GIVEN PROBLEM -
Word for word, print each line of the listing below; pictures stay out.

ENTRIES -
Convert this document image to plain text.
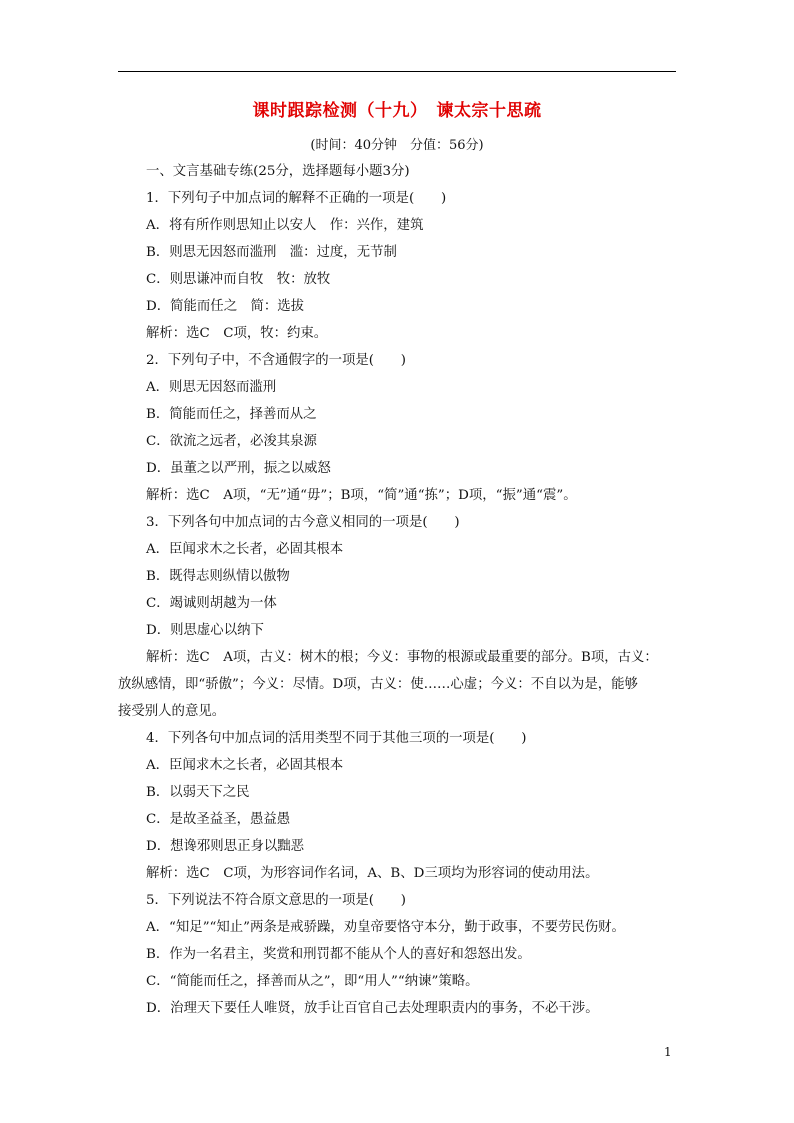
课时跟踪检测（十九）　谏太宗十思疏
(时间：40分钟　分值：56分)
一、文言基础专练(25分，选择题每小题3分)
1．下列句子中加点词的解释不正确的一项是(　　)
A．将有所作则思知止以安人　作：兴作，建筑
B．则思无因怒而滥刑　滥：过度，无节制
C．则思谦冲而自牧　牧：放牧
D．简能而任之　简：选拔
解析：选C　C项，牧：约束。
2．下列句子中，不含通假字的一项是(　　)
A．则思无因怒而滥刑
B．简能而任之，择善而从之
C．欲流之远者，必浚其泉源
D．虽董之以严刑，振之以威怒
解析：选C　A项，“无”通“毋”；B项，“简”通“拣”；D项，“振”通“震”。
3．下列各句中加点词的古今意义相同的一项是(　　)
A．臣闻求木之长者，必固其根本
B．既得志则纵情以傲物
C．竭诚则胡越为一体
D．则思虚心以纳下
解析：选C　A项，古义：树木的根；今义：事物的根源或最重要的部分。B项，古义：
放纵感情，即“骄傲”；今义：尽情。D项，古义：使……心虚；今义：不自以为是，能够
接受别人的意见。
4．下列各句中加点词的活用类型不同于其他三项的一项是(　　)
A．臣闻求木之长者，必固其根本
B．以弱天下之民
C．是故圣益圣，愚益愚
D．想谗邪则思正身以黜恶
解析：选C　C项，为形容词作名词，A、B、D三项均为形容词的使动用法。
5．下列说法不符合原文意思的一项是(　　)
A．“知足”“知止”两条是戒骄躁，劝皇帝要恪守本分，勤于政事，不要劳民伤财。
B．作为一名君主，奖赏和刑罚都不能从个人的喜好和怨怒出发。
C．“简能而任之，择善而从之”，即“用人”“纳谏”策略。
D．治理天下要任人唯贤，放手让百官自己去处理职责内的事务，不必干涉。
1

ANSWER BELOW -
Convert this document image to plain text.
课时跟踪检测（十九）　谏太宗十思疏
(时间：40分钟　分值：56分)
一、文言基础专练(25分，选择题每小题3分)
1．下列句子中加点词的解释不正确的一项是(　　)
A．将有所作则思知止以安人　作：兴作，建筑
B．则思无因怒而滥刑　滥：过度，无节制
C．则思谦冲而自牧　牧：放牧
D．简能而任之　简：选拔
解析：选C　C项，牧：约束。
2．下列句子中，不含通假字的一项是(　　)
A．则思无因怒而滥刑
B．简能而任之，择善而从之
C．欲流之远者，必浚其泉源
D．虽董之以严刑，振之以威怒
解析：选C　A项，“无”通“毋”；B项，“简”通“拣”；D项，“振”通“震”。
3．下列各句中加点词的古今意义相同的一项是(　　)
A．臣闻求木之长者，必固其根本
B．既得志则纵情以傲物
C．竭诚则胡越为一体
D．则思虚心以纳下
解析：选C　A项，古义：树木的根；今义：事物的根源或最重要的部分。B项，古义：
放纵感情，即“骄傲”；今义：尽情。D项，古义：使……心虚；今义：不自以为是，能够
接受别人的意见。
4．下列各句中加点词的活用类型不同于其他三项的一项是(　　)
A．臣闻求木之长者，必固其根本
B．以弱天下之民
C．是故圣益圣，愚益愚
D．想谗邪则思正身以黜恶
解析：选C　C项，为形容词作名词，A、B、D三项均为形容词的使动用法。
5．下列说法不符合原文意思的一项是(　　)
A．“知足”“知止”两条是戒骄躁，劝皇帝要恪守本分，勤于政事，不要劳民伤财。
B．作为一名君主，奖赏和刑罚都不能从个人的喜好和怨怒出发。
C．“简能而任之，择善而从之”，即“用人”“纳谏”策略。
D．治理天下要任人唯贤，放手让百官自己去处理职责内的事务，不必干涉。
1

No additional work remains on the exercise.